**ROWS:**
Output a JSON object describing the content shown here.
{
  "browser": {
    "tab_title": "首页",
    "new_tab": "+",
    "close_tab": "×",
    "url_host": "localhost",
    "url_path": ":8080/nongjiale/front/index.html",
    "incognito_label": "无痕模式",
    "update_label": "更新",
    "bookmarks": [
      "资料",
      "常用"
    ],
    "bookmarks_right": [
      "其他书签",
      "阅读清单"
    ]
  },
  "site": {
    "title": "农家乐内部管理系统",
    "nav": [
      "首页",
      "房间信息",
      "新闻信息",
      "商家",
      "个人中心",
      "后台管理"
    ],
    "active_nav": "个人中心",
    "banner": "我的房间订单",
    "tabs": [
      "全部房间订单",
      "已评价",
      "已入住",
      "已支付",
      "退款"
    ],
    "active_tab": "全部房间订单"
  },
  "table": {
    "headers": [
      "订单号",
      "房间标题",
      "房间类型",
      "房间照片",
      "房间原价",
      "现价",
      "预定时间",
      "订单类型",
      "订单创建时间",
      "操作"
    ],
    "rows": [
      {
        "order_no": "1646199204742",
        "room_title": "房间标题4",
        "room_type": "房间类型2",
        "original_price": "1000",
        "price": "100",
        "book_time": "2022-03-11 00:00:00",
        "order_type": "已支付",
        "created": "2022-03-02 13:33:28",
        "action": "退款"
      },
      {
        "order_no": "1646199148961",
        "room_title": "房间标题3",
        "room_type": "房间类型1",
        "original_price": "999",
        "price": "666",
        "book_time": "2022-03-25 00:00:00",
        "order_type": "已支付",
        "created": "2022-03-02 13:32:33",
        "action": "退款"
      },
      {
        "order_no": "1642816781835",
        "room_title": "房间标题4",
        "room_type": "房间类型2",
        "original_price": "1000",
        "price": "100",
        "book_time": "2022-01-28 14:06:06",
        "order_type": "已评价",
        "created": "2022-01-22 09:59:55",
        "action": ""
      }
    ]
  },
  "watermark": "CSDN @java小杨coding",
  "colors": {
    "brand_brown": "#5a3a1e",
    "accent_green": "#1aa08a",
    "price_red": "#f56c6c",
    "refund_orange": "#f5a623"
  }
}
--
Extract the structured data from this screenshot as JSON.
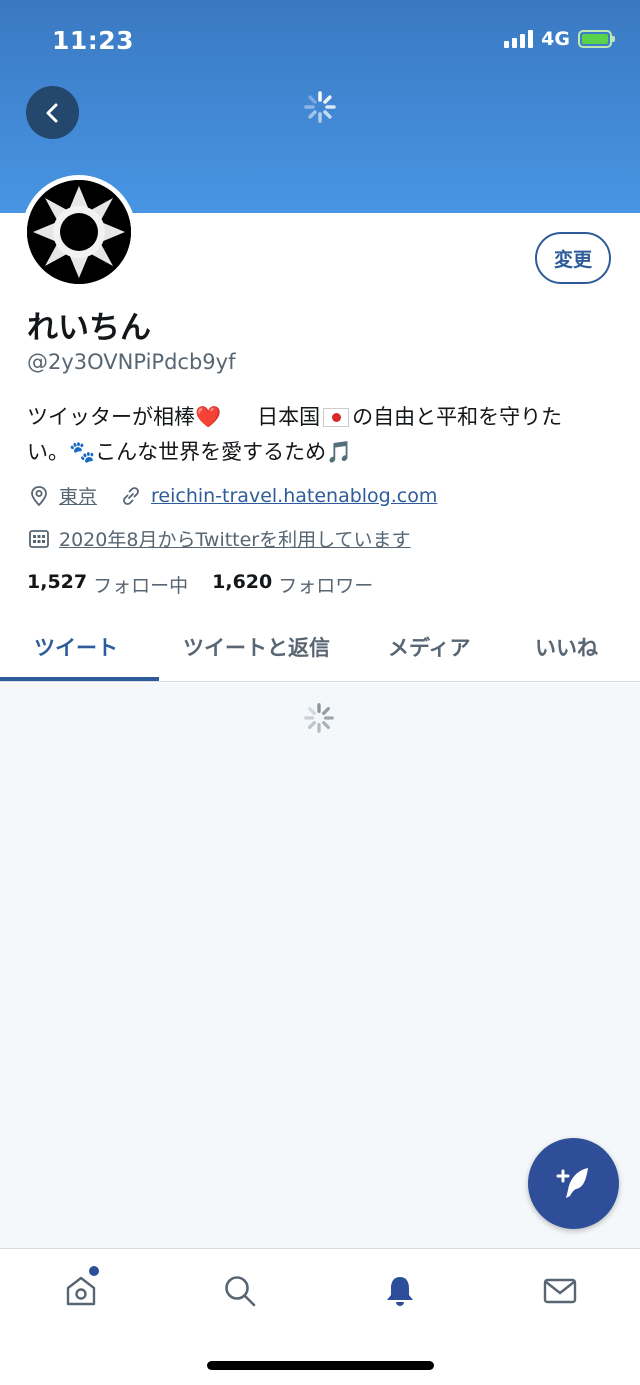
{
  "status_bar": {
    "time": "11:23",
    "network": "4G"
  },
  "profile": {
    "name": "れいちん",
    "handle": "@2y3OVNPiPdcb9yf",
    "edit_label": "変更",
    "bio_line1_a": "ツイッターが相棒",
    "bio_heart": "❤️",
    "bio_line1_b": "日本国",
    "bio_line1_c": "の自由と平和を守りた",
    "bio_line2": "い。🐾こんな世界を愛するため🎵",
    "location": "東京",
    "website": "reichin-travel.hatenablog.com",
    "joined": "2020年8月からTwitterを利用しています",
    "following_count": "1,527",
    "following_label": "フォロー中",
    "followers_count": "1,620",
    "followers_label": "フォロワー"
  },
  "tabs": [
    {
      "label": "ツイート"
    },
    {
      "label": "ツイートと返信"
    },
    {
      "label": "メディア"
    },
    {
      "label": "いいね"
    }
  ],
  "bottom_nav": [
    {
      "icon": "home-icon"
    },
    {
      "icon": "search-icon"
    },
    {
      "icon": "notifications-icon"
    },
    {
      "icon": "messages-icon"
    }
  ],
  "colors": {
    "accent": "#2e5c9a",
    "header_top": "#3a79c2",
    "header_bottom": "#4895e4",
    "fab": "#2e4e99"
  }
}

**WHAT TO PRODUCE:**
Lines holding the word "JSON" in the entries above are the ones to pull out. Copy them all.

**SOLUTION TO THE PROBLEM:**
Output a JSON object describing the content shown here.
Extract the structured data from this screenshot as JSON.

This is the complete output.